— begin —

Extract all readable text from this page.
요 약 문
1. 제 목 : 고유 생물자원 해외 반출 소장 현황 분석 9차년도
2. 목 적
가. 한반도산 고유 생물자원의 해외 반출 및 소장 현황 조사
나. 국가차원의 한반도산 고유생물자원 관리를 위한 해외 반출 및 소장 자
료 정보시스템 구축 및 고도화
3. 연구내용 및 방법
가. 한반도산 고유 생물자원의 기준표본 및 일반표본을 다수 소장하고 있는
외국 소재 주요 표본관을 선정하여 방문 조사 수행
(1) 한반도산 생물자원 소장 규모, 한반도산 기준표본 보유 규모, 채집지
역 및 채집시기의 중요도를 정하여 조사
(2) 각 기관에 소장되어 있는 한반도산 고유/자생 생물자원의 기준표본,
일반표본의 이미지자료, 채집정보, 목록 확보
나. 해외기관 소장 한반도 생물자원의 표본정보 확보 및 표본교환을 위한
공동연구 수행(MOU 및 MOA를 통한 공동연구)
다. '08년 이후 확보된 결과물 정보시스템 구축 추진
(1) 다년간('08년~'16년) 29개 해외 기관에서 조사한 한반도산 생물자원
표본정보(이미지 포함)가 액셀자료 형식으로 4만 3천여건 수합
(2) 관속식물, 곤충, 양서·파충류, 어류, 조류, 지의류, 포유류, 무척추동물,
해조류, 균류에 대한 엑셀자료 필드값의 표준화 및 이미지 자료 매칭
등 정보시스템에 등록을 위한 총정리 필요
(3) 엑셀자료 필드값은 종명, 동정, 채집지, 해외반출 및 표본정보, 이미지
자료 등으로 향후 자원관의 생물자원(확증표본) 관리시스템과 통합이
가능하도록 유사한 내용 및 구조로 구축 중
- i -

— end —

Your objective =>
Show every line of the listing in which the string "한반도산" can be found.

Complete output =>
가. 한반도산 고유 생물자원의 해외 반출 및 소장 현황 조사
나. 국가차원의 한반도산 고유생물자원 관리를 위한 해외 반출 및 소장 자
가. 한반도산 고유 생물자원의 기준표본 및 일반표본을 다수 소장하고 있는
(1) 한반도산 생물자원 소장 규모, 한반도산 기준표본 보유 규모, 채집지
(2) 각 기관에 소장되어 있는 한반도산 고유/자생 생물자원의 기준표본,
(1) 다년간('08년~'16년) 29개 해외 기관에서 조사한 한반도산 생물자원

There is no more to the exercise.